[Stored entries]
◇ ◇ ◇
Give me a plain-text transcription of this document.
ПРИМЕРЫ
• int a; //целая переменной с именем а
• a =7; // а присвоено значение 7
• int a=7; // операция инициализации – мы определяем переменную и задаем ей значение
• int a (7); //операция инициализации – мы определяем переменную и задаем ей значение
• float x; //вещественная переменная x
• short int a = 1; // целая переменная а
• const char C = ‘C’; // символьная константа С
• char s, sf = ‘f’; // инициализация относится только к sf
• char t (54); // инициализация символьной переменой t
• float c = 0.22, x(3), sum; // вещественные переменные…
◇ ◇ ◇
WHAT THIS TASK INVOLVES - Print all of the data exactly as it was given.

EXERCISE SOLUTION -
Give me a plain-text transcription of this document.
ПРИМЕРЫ
• int a; //целая переменной с именем а
• a =7; // а присвоено значение 7
• int a=7; // операция инициализации – мы определяем переменную и задаем ей значение
• int a (7); //операция инициализации – мы определяем переменную и задаем ей значение
• float x; //вещественная переменная x
• short int a = 1; // целая переменная а
• const char C = ‘C’; // символьная константа С
• char s, sf = ‘f’; // инициализация относится только к sf
• char t (54); // инициализация символьной переменой t
• float c = 0.22, x(3), sum; // вещественные переменные…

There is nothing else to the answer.